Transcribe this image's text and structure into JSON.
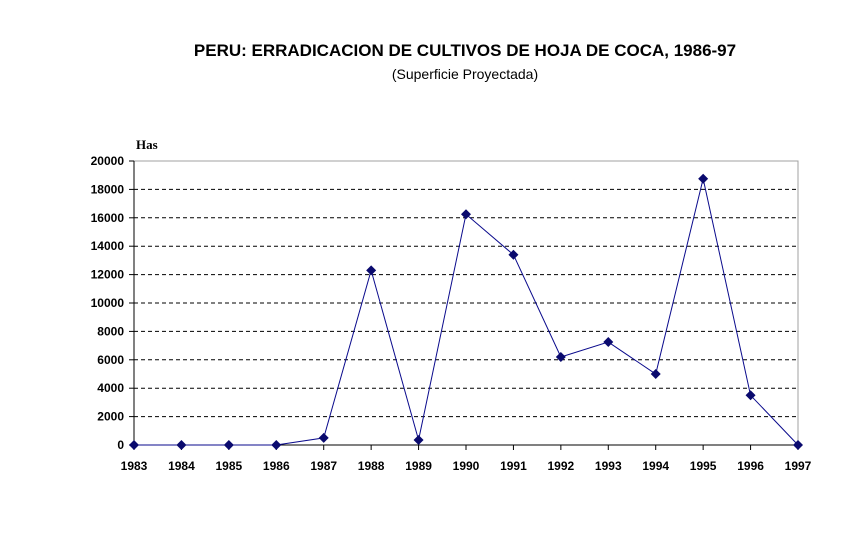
{
  "chart_data": {
    "type": "line",
    "title": "PERU: ERRADICACION DE CULTIVOS DE HOJA DE COCA, 1986-97",
    "subtitle": "(Superficie Proyectada)",
    "ylabel": "Has",
    "xlabel": "",
    "x": [
      "1983",
      "1984",
      "1985",
      "1986",
      "1987",
      "1988",
      "1989",
      "1990",
      "1991",
      "1992",
      "1993",
      "1994",
      "1995",
      "1996",
      "1997"
    ],
    "series": [
      {
        "values": [
          0,
          0,
          0,
          0,
          500,
          12300,
          350,
          16250,
          13400,
          6200,
          7250,
          5000,
          18750,
          3500,
          0
        ]
      }
    ],
    "ylim": [
      0,
      20000
    ],
    "yticks": [
      0,
      2000,
      4000,
      6000,
      8000,
      10000,
      12000,
      14000,
      16000,
      18000,
      20000
    ],
    "grid": true,
    "colors": {
      "line": "#0a0a8c",
      "marker": "#0a0a6e",
      "grid": "#000000"
    }
  }
}
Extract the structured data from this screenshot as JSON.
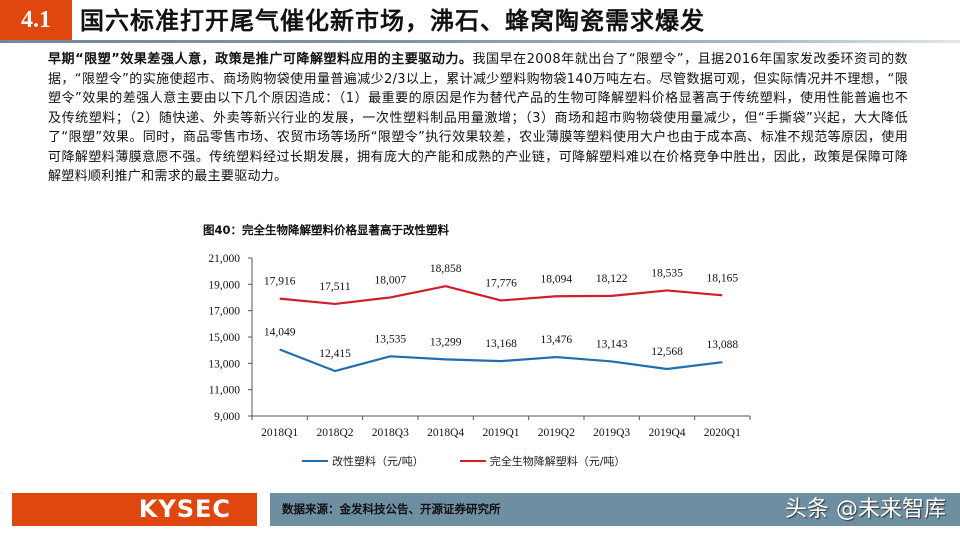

● ● ●

Given problem
List every line above containing the word "this".

Task output
Transcribe this image's text and structure into JSON.
Extract the structured data from this screenshot as JSON.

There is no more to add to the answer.